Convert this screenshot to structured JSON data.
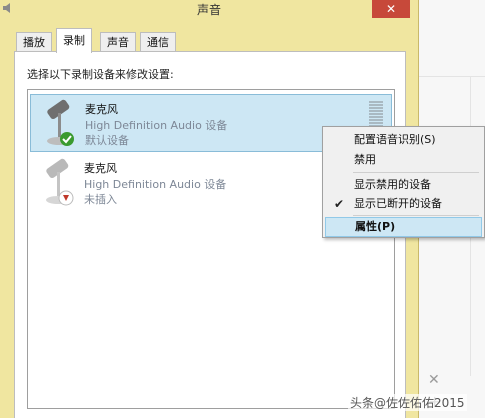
{
  "window": {
    "title": "声音",
    "close_glyph": "✕"
  },
  "tabs": [
    {
      "label": "播放",
      "active": false
    },
    {
      "label": "录制",
      "active": true
    },
    {
      "label": "声音",
      "active": false
    },
    {
      "label": "通信",
      "active": false
    }
  ],
  "panel": {
    "instruction": "选择以下录制设备来修改设置:"
  },
  "devices": [
    {
      "name": "麦克风",
      "driver": "High Definition Audio 设备",
      "status": "默认设备",
      "selected": true,
      "badge": "green-check"
    },
    {
      "name": "麦克风",
      "driver": "High Definition Audio 设备",
      "status": "未插入",
      "selected": false,
      "badge": "red-down-arrow"
    }
  ],
  "context_menu": {
    "items": [
      {
        "label": "配置语音识别(S)"
      },
      {
        "label": "禁用"
      },
      {
        "label": "显示禁用的设备"
      },
      {
        "label": "显示已断开的设备",
        "checked": true,
        "check_glyph": "✔"
      },
      {
        "label": "属性(P)",
        "highlighted": true
      }
    ]
  },
  "background": {
    "x_glyph": "✕",
    "plus_glyph": "+"
  },
  "watermark": {
    "text": "头条@佐佐佑佑2015"
  },
  "colors": {
    "window_frame": "#f0e6a0",
    "close_button": "#c7493a",
    "selection": "#cde7f4",
    "secondary_text": "#7d8796"
  }
}
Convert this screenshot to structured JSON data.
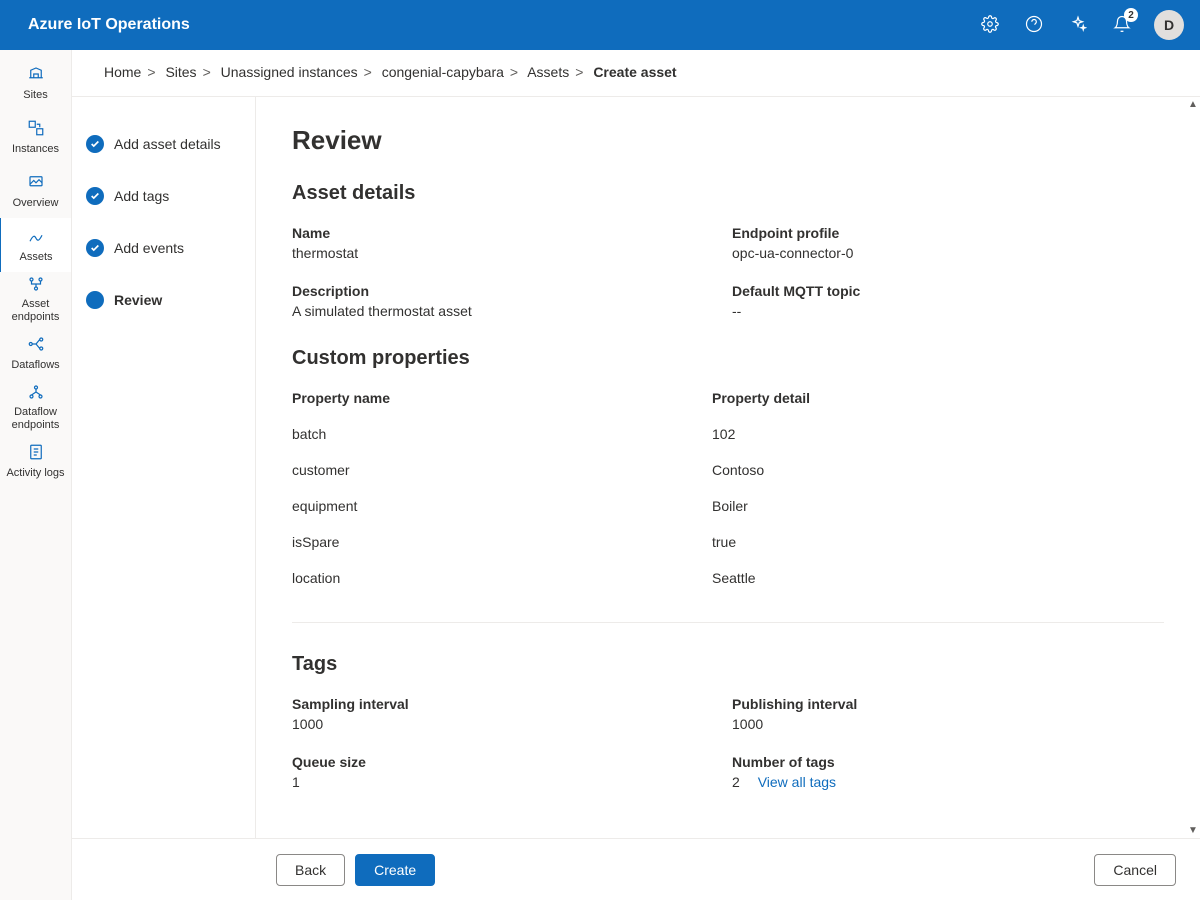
{
  "header": {
    "brand": "Azure IoT Operations",
    "notification_badge": "2",
    "avatar_initial": "D"
  },
  "leftnav": {
    "items": [
      {
        "id": "sites",
        "label": "Sites"
      },
      {
        "id": "instances",
        "label": "Instances"
      },
      {
        "id": "overview",
        "label": "Overview"
      },
      {
        "id": "assets",
        "label": "Assets",
        "active": true
      },
      {
        "id": "asset-endpoints",
        "label": "Asset endpoints"
      },
      {
        "id": "dataflows",
        "label": "Dataflows"
      },
      {
        "id": "dataflow-endpoints",
        "label": "Dataflow endpoints"
      },
      {
        "id": "activity-logs",
        "label": "Activity logs"
      }
    ]
  },
  "breadcrumb": {
    "items": [
      "Home",
      "Sites",
      "Unassigned instances",
      "congenial-capybara",
      "Assets"
    ],
    "current": "Create asset"
  },
  "wizard": {
    "steps": [
      {
        "label": "Add asset details",
        "state": "complete"
      },
      {
        "label": "Add tags",
        "state": "complete"
      },
      {
        "label": "Add events",
        "state": "complete"
      },
      {
        "label": "Review",
        "state": "current"
      }
    ]
  },
  "review": {
    "title": "Review",
    "asset_details": {
      "heading": "Asset details",
      "name_label": "Name",
      "name_value": "thermostat",
      "endpoint_label": "Endpoint profile",
      "endpoint_value": "opc-ua-connector-0",
      "description_label": "Description",
      "description_value": "A simulated thermostat asset",
      "mqtt_label": "Default MQTT topic",
      "mqtt_value": "--"
    },
    "custom_props": {
      "heading": "Custom properties",
      "col_name": "Property name",
      "col_detail": "Property detail",
      "rows": [
        {
          "name": "batch",
          "detail": "102"
        },
        {
          "name": "customer",
          "detail": "Contoso"
        },
        {
          "name": "equipment",
          "detail": "Boiler"
        },
        {
          "name": "isSpare",
          "detail": "true"
        },
        {
          "name": "location",
          "detail": "Seattle"
        }
      ]
    },
    "tags": {
      "heading": "Tags",
      "sampling_label": "Sampling interval",
      "sampling_value": "1000",
      "publishing_label": "Publishing interval",
      "publishing_value": "1000",
      "queue_label": "Queue size",
      "queue_value": "1",
      "count_label": "Number of tags",
      "count_value": "2",
      "view_all": "View all tags"
    }
  },
  "footer": {
    "back": "Back",
    "create": "Create",
    "cancel": "Cancel"
  }
}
━━━━━━━━
**PROBLEM TO SOLVE:**
Exclude every picture and copy the remaining data exactly.

**RESULT OF THIS EXERCISE:**
Convert this screenshot to structured JSON data.
{
  "window": {
    "title": "声音",
    "close_glyph": "✕"
  },
  "tabs": [
    {
      "label": "播放",
      "active": false
    },
    {
      "label": "录制",
      "active": true
    },
    {
      "label": "声音",
      "active": false
    },
    {
      "label": "通信",
      "active": false
    }
  ],
  "panel": {
    "instruction": "选择以下录制设备来修改设置:"
  },
  "devices": [
    {
      "name": "麦克风",
      "driver": "High Definition Audio 设备",
      "status": "默认设备",
      "selected": true,
      "badge": "green-check"
    },
    {
      "name": "麦克风",
      "driver": "High Definition Audio 设备",
      "status": "未插入",
      "selected": false,
      "badge": "red-down-arrow"
    }
  ],
  "context_menu": {
    "items": [
      {
        "label": "配置语音识别(S)"
      },
      {
        "label": "禁用"
      },
      {
        "label": "显示禁用的设备"
      },
      {
        "label": "显示已断开的设备",
        "checked": true,
        "check_glyph": "✔"
      },
      {
        "label": "属性(P)",
        "highlighted": true
      }
    ]
  },
  "background": {
    "x_glyph": "✕",
    "plus_glyph": "+"
  },
  "watermark": {
    "text": "头条@佐佐佑佑2015"
  },
  "colors": {
    "window_frame": "#f0e6a0",
    "close_button": "#c7493a",
    "selection": "#cde7f4",
    "secondary_text": "#7d8796"
  }
}
Convert this screenshot to structured JSON data.
{
  "header": {
    "brand": "Azure IoT Operations",
    "notification_badge": "2",
    "avatar_initial": "D"
  },
  "leftnav": {
    "items": [
      {
        "id": "sites",
        "label": "Sites"
      },
      {
        "id": "instances",
        "label": "Instances"
      },
      {
        "id": "overview",
        "label": "Overview"
      },
      {
        "id": "assets",
        "label": "Assets",
        "active": true
      },
      {
        "id": "asset-endpoints",
        "label": "Asset endpoints"
      },
      {
        "id": "dataflows",
        "label": "Dataflows"
      },
      {
        "id": "dataflow-endpoints",
        "label": "Dataflow endpoints"
      },
      {
        "id": "activity-logs",
        "label": "Activity logs"
      }
    ]
  },
  "breadcrumb": {
    "items": [
      "Home",
      "Sites",
      "Unassigned instances",
      "congenial-capybara",
      "Assets"
    ],
    "current": "Create asset"
  },
  "wizard": {
    "steps": [
      {
        "label": "Add asset details",
        "state": "complete"
      },
      {
        "label": "Add tags",
        "state": "complete"
      },
      {
        "label": "Add events",
        "state": "complete"
      },
      {
        "label": "Review",
        "state": "current"
      }
    ]
  },
  "review": {
    "title": "Review",
    "asset_details": {
      "heading": "Asset details",
      "name_label": "Name",
      "name_value": "thermostat",
      "endpoint_label": "Endpoint profile",
      "endpoint_value": "opc-ua-connector-0",
      "description_label": "Description",
      "description_value": "A simulated thermostat asset",
      "mqtt_label": "Default MQTT topic",
      "mqtt_value": "--"
    },
    "custom_props": {
      "heading": "Custom properties",
      "col_name": "Property name",
      "col_detail": "Property detail",
      "rows": [
        {
          "name": "batch",
          "detail": "102"
        },
        {
          "name": "customer",
          "detail": "Contoso"
        },
        {
          "name": "equipment",
          "detail": "Boiler"
        },
        {
          "name": "isSpare",
          "detail": "true"
        },
        {
          "name": "location",
          "detail": "Seattle"
        }
      ]
    },
    "tags": {
      "heading": "Tags",
      "sampling_label": "Sampling interval",
      "sampling_value": "1000",
      "publishing_label": "Publishing interval",
      "publishing_value": "1000",
      "queue_label": "Queue size",
      "queue_value": "1",
      "count_label": "Number of tags",
      "count_value": "2",
      "view_all": "View all tags"
    }
  },
  "footer": {
    "back": "Back",
    "create": "Create",
    "cancel": "Cancel"
  }
}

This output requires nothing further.